* start Material to process *

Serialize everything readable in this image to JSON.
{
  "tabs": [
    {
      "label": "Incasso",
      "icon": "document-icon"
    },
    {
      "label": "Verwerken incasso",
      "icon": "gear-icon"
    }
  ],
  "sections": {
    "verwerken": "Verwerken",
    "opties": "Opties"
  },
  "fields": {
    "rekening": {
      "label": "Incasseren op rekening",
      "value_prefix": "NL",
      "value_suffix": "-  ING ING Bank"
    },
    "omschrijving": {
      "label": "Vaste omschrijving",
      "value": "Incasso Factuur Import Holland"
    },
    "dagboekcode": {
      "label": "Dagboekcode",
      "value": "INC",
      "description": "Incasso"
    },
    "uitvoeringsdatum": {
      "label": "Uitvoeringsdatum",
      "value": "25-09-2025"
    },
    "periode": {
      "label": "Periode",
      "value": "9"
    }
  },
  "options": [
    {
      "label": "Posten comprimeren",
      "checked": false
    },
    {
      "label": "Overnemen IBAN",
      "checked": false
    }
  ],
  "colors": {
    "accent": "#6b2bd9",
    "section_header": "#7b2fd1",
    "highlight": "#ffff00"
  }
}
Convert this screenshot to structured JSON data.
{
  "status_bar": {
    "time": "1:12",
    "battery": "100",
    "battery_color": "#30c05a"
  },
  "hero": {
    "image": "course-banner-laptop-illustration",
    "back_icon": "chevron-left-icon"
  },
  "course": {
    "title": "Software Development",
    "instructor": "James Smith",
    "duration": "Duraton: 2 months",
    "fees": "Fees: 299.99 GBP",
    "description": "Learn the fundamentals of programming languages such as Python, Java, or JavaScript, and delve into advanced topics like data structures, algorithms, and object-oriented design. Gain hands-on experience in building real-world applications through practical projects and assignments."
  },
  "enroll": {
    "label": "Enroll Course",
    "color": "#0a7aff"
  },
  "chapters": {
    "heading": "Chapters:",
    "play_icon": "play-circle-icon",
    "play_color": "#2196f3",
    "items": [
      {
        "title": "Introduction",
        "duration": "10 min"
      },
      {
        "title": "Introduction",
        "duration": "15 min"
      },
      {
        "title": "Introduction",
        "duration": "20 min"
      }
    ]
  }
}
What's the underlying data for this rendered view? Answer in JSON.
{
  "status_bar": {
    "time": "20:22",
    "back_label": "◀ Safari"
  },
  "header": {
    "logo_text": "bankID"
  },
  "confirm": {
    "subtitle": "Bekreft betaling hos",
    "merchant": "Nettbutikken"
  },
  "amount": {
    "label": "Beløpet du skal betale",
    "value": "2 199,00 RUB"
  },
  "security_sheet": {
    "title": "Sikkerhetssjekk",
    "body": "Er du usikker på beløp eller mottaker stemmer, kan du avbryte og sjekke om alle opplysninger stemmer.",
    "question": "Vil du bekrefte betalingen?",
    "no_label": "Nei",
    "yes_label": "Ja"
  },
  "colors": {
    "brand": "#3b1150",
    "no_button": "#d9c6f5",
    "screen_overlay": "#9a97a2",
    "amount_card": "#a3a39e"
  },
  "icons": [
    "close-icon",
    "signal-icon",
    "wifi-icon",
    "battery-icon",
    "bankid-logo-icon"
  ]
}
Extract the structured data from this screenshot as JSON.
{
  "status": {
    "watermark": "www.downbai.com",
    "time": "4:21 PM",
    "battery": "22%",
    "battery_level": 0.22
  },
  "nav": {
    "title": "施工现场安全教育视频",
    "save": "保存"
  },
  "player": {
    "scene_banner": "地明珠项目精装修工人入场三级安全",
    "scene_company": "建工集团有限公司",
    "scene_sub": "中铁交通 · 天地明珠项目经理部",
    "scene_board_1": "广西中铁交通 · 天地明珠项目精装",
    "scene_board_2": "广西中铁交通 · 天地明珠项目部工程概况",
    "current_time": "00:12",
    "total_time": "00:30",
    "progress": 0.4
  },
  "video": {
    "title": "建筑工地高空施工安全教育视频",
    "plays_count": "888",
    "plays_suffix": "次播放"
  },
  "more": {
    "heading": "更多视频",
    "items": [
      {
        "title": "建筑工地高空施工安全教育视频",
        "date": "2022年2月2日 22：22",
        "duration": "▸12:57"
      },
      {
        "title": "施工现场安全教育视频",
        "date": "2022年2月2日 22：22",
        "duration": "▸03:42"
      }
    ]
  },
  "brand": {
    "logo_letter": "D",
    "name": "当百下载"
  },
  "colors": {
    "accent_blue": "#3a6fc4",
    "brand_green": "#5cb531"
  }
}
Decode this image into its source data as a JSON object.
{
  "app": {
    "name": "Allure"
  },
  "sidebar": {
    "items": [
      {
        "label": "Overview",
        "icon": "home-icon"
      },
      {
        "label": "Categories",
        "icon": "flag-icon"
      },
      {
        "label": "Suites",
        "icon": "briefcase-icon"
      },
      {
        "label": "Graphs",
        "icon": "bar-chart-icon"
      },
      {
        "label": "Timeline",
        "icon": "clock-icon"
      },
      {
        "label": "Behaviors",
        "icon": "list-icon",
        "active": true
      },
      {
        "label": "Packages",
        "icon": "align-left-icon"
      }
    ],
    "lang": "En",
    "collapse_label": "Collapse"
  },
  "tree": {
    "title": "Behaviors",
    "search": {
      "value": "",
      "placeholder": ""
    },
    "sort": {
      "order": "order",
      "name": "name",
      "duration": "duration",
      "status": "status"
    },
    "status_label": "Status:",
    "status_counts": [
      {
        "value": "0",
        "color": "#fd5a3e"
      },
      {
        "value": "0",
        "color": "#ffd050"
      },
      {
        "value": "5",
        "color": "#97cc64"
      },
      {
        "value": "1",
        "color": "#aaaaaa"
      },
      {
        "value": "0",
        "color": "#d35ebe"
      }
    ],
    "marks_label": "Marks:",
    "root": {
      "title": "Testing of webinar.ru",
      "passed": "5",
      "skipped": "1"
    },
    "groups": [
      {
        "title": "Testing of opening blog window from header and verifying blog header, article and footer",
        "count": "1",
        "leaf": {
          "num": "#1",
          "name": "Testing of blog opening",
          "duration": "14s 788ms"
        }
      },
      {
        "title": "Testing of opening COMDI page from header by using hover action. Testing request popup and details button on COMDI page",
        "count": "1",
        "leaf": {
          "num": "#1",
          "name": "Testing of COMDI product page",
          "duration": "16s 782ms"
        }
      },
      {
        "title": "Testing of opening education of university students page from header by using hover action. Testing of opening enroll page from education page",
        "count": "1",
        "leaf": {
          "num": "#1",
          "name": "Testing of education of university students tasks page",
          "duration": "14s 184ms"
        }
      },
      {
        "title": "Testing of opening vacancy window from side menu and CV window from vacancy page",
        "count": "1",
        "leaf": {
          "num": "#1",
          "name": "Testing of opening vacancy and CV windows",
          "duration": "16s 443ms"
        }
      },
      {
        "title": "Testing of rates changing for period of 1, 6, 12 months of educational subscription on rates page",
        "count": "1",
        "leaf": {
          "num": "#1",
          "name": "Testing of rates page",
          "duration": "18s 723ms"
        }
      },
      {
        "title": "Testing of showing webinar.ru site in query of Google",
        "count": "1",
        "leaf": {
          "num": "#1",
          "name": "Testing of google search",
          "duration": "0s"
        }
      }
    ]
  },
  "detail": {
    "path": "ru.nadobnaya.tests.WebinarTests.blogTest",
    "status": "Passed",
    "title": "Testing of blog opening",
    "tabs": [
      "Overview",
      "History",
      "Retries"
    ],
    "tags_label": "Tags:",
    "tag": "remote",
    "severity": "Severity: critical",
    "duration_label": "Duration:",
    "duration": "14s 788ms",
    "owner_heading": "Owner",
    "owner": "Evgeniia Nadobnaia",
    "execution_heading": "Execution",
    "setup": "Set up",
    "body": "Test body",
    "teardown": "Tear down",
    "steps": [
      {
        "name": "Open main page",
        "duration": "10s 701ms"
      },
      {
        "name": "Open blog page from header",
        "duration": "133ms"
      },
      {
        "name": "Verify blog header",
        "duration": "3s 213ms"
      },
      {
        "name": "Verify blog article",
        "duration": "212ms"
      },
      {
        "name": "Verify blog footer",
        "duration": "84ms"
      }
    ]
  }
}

* end Material to process *

■ **What you have to do**
Answer with a single number: the count of lines holding the word "Verwerken".

■ **Solution to this problem**
2